REQUIREMENT A.
Decide whether each statement agrees with the passage below on DSC adhesive and cement curing, answering yes or no and quoting the deciding words: (i) When the adhesive was applied on dentin, all radicals were free to react with the cement. (ii) The decrease in microhardness of group R from the cervical margin to the occlusal aspect after 7 days was statistically significant. (iii) The delay in curing is still seen after 3 months of storage.
REQUIREMENT B.
Extend the passage below on DSC adhesive and cement curing, beginning right after its last sentence.

SELECTED EXCERPT.
******************************

Based on this assumption, it is understood that there clearly is a chemical reaction between the DSC adhesive and self-cured or dual-cured resins. This reaction should favor both the adhesive and cement curing. In this context, the DSC adhesive layer applied on the substrates, though light-cured, contained initiators of chemical reaction ready to react with initiators present in the cement Variolink® II and provide fast consolidation of curing of the DSC adhesive, also favoring the cement curing, especially in areas less accessible to light, thus characterizing a "collaboration" reaction of initiators of the adhesive and cement to enhance the curing of both. Considering that the quantity of such initiators in the adhesive is limited to the applied layer, when the adhesive was applied on dentin, all radicals were free to react with the cement. However, when the adhesive was applied on the core resin, it is speculated that some initiators of the adhesive reacted with uncured free radicals of the core resin and consequently reduced the availability of initiators to react with the cement. The consequence was that the cement cure and certainly also the adhesive cure were delayed, resulting in lower microhardness values in the initial storage period (7 days). Analysis of Table 1 reveals that, although not statistically significant, the microhardness of group R after 7 days of storage decreased from the cervical margin to the occlusal aspect, suggesting that in areas close to margins, in which the light acts on the cement curing with greater intensity, the conflict of utilization of initiators between core resin and cement is surpassed by the curing achieved by light-curing. Since the effects of this conflict are temporary, causing only a delay in the curing process, the same phenomenon is not observed after 3 months of storage.

******************************

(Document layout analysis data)
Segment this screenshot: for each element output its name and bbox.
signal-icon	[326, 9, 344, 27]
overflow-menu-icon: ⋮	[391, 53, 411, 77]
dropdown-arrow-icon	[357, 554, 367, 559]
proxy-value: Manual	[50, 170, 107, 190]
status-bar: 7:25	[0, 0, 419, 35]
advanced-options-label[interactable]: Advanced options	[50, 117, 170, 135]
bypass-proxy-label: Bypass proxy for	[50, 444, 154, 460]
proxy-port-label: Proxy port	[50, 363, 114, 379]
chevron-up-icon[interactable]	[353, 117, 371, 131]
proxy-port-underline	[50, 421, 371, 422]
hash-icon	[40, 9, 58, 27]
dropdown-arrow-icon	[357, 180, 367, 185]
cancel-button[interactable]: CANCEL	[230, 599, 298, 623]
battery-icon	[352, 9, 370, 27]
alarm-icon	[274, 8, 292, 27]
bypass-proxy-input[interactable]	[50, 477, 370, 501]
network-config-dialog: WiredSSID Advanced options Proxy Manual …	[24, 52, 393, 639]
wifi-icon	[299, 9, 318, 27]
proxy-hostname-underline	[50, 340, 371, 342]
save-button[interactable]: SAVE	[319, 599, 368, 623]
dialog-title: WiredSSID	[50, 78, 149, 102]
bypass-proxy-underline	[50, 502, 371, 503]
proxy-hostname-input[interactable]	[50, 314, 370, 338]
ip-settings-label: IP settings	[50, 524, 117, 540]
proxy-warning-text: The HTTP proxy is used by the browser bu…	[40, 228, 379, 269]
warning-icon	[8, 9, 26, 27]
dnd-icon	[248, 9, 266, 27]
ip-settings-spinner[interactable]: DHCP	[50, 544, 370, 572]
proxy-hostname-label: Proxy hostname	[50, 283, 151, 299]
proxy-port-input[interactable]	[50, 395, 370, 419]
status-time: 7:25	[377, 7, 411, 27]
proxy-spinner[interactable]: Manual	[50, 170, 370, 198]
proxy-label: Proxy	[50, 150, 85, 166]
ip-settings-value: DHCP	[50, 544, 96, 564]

******************************

ANSWER SPACE A.
(i) Yes: "when the adhesive was applied on dentin, all radicals were free to react with the cement."
(ii) No: "although not statistically significant, the microhardness of group R after 7 days of storage decreased from the cervical margin to the occlusal aspect"
(iii) No: "the same phenomenon is not observed after 3 months of storage."

ANSWER SPACE B.
The composite resin, when used as filling material for cores, provides advantages as easy handling, fast curing, good translucency shade, which does not interfere with the ceramic shade. However, in the routine clinical practice, the resin is often in contact with saliva for a considerable time. It is not known to which extent the lower hardness outcomes observed when cementing over the composite resin core may cause any relevant clinical problem. Further studies should be conducted to enhance the understanding on the reactions occurring between this substrate and the resin cement.
CONCLUSIONS
Based on the results, the following could be concluded:
There was no significant difference in the microhardness results between the cervical, medium, and occlusal thirds and occlusal surface;
There was significant difference in the microhardness results between substrates. For the 7-day storage period, the results of the composite resin substrate were lower than dentin and metal. After 3 months of storage, the results were similar for the 3 substrates;
The type of material employed for coronal reconstruction of preparations for prosthetic purposes may influence the cement properties.
ACKNOWLEDGMENTS
This study was financially supported by FAPESP - São Paulo Research Foundation (2010/06092-6) and was approved by the Institutional Review Board of Bauru School of Dentistry-USP (process no. 165/2009).
Funding Statement
This study was financially supported by FAPESP - São Paulo Research Foundation (2010/06092-6) and was approved by the Institutional Review Board of Bauru School of Dentistry-USP (process no. 165/2009).